======== RECORDS FOR THE TASK ========

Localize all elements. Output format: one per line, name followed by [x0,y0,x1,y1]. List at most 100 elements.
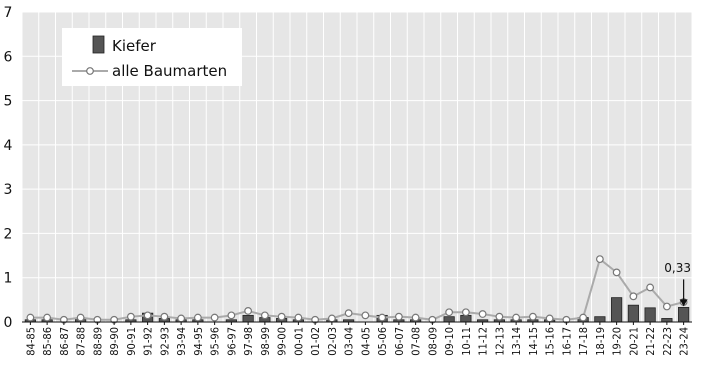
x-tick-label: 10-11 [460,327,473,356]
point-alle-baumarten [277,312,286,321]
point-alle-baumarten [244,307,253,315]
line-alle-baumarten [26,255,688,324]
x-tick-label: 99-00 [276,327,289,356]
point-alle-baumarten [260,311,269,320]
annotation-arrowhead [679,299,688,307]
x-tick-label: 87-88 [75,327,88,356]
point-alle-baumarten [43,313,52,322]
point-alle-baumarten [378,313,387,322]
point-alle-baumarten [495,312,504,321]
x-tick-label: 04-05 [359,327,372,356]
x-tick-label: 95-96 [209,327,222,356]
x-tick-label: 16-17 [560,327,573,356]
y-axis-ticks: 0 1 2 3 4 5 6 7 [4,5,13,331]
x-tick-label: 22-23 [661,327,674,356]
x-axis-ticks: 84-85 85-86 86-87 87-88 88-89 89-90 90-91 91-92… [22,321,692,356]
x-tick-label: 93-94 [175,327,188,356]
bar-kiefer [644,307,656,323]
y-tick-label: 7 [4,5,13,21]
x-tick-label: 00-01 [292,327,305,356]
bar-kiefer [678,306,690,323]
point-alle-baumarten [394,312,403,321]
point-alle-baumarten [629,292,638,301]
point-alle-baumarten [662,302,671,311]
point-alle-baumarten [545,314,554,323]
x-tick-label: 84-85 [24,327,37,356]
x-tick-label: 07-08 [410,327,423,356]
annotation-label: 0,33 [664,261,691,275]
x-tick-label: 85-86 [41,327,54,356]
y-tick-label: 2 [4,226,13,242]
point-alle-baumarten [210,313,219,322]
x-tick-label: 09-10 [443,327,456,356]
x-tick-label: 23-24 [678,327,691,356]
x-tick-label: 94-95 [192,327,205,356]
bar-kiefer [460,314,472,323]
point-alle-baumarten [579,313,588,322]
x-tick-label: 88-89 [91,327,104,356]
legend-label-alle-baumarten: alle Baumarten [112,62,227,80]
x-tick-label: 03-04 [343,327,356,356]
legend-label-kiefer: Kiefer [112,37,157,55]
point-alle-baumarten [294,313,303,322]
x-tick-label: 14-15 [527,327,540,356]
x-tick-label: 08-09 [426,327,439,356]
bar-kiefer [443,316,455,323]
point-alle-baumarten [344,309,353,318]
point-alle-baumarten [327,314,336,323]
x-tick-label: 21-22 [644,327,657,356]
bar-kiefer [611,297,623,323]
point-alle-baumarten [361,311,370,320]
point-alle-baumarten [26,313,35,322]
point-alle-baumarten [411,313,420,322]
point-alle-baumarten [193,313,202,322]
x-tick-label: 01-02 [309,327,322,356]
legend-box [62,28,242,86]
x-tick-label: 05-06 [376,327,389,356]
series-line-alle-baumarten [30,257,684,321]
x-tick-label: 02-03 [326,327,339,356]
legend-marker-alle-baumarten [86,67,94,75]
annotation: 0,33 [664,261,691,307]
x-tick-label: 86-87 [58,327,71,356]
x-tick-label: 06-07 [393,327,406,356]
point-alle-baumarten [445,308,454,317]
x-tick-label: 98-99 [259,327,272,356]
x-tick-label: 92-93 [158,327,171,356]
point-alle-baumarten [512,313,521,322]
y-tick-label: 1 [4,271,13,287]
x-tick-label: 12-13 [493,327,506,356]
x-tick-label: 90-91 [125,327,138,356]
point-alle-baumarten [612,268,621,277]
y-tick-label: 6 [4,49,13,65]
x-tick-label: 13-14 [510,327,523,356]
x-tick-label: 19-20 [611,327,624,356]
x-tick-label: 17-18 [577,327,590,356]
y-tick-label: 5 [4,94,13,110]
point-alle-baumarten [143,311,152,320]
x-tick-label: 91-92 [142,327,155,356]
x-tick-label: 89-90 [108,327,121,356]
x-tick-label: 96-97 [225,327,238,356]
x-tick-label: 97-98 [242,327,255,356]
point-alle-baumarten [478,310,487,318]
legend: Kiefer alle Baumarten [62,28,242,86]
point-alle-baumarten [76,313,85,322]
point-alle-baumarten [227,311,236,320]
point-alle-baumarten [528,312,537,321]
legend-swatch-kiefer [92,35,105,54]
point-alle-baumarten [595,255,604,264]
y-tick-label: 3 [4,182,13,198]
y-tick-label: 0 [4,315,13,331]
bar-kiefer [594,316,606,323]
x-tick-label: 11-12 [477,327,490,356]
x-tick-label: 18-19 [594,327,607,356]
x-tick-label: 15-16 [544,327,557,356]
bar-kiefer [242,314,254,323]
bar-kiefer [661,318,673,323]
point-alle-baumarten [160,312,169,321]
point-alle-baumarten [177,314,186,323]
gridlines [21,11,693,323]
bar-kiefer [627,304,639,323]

========
======== RECORDS FOR THE TASK ========

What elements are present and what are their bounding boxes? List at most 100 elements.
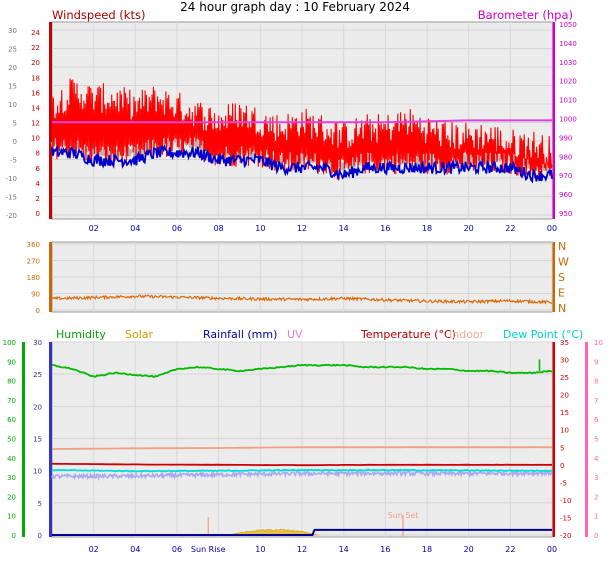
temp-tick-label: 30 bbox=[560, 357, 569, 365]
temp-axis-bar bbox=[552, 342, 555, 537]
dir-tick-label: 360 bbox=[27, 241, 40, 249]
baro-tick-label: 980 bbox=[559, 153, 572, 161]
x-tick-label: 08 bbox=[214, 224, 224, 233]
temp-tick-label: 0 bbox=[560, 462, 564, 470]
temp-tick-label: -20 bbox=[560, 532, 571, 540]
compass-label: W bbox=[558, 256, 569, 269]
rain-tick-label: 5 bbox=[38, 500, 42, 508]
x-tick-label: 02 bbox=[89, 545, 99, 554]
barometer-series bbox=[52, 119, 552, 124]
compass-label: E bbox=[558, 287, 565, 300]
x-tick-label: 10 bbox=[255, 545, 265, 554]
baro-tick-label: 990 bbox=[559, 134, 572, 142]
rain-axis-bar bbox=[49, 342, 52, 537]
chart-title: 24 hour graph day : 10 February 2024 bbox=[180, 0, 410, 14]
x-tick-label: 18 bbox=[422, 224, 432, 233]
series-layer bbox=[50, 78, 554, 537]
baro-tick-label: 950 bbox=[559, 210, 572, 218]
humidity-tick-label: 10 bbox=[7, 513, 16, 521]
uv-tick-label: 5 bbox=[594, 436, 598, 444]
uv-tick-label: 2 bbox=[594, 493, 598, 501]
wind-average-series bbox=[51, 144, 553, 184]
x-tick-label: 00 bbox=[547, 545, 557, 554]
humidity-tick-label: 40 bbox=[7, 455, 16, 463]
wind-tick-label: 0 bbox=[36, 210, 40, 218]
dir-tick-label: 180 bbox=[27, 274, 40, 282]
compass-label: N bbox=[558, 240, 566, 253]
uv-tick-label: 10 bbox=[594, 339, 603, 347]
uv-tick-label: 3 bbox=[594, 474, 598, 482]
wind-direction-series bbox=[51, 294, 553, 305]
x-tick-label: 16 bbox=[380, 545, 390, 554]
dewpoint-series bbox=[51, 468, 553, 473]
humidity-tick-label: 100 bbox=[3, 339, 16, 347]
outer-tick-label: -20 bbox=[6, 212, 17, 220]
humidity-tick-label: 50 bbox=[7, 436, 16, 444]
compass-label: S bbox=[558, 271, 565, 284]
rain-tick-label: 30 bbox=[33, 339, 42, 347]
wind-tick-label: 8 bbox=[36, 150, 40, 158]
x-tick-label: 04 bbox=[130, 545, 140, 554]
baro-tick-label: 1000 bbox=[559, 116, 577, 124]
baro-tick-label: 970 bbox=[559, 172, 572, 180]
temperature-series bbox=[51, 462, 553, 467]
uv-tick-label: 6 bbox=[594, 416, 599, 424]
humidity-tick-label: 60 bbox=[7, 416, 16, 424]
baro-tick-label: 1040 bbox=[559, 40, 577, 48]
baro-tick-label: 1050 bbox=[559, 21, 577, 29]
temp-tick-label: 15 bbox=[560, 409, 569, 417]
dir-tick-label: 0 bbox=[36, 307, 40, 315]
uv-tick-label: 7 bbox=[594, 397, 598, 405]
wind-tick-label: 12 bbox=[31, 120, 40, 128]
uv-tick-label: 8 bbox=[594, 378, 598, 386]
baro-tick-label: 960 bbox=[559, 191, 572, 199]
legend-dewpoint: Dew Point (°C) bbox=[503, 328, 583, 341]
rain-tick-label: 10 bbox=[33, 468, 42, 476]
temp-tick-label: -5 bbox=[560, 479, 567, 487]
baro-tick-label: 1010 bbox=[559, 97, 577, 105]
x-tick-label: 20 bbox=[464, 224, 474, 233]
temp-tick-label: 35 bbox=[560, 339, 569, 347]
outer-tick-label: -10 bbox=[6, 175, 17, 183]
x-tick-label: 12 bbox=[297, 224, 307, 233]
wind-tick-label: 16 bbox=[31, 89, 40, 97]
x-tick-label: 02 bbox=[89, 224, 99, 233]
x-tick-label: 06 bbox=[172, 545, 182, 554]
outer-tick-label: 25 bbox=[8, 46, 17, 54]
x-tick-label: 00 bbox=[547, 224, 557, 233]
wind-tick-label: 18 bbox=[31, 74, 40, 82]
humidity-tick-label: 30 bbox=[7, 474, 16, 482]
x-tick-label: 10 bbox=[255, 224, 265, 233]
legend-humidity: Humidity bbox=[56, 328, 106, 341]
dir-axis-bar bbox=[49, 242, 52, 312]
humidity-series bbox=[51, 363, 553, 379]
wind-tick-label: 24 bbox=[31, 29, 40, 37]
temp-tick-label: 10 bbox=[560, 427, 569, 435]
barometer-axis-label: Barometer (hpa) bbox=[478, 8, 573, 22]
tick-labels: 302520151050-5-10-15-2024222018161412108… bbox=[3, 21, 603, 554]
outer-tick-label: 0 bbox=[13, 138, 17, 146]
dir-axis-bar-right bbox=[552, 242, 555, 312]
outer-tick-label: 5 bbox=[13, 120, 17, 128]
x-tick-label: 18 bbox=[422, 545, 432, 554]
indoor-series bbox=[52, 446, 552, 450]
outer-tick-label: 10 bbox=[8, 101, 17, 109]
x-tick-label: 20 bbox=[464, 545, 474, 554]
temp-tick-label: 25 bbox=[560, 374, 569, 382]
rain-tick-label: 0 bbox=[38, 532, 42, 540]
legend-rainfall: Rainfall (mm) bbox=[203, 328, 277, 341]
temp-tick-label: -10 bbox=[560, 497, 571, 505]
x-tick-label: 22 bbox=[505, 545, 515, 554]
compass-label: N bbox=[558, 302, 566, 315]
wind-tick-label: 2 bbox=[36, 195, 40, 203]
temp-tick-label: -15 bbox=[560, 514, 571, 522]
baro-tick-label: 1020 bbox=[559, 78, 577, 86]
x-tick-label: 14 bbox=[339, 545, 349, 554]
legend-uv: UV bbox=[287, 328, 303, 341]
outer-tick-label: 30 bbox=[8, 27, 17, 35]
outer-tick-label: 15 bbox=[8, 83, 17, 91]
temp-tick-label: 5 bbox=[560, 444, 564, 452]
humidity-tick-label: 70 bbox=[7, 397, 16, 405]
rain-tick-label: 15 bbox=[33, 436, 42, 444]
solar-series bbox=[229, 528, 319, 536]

========

[TASK DIRECTIONS] Recast the rows from the line with "temp-tick-label: 30 bbox=[560, 357, 569, 365]" up to and including the line with "rain-axis-bar bbox=[49, 342, 52, 537]" as a Markdown table with two columns, Row and Line. Number the rows in order and leave out any blank lines.

[OUTPUT FOR THIS EXERCISE]
| Row | Line |
|---|---|
| 1 | temp-tick-label: 30 bbox=[560, 357, 569, 365] |
| 2 | temp-axis-bar bbox=[552, 342, 555, 537] |
| 3 | dir-tick-label: 360 bbox=[27, 241, 40, 249] |
| 4 | baro-tick-label: 980 bbox=[559, 153, 572, 161] |
| 5 | x-tick-label: 08 bbox=[214, 224, 224, 233] |
| 6 | temp-tick-label: 0 bbox=[560, 462, 564, 470] |
| 7 | temp-tick-label: -20 bbox=[560, 532, 571, 540] |
| 8 | compass-label: W bbox=[558, 256, 569, 269] |
| 9 | rain-tick-label: 5 bbox=[38, 500, 42, 508] |
| 10 | x-tick-label: 02 bbox=[89, 545, 99, 554] |
| 11 | barometer-series bbox=[52, 119, 552, 124] |
| 12 | compass-label: E bbox=[558, 287, 565, 300] |
| 13 | x-tick-label: 10 bbox=[255, 545, 265, 554] |
| 14 | baro-tick-label: 990 bbox=[559, 134, 572, 142] |
| 15 | rain-axis-bar bbox=[49, 342, 52, 537] |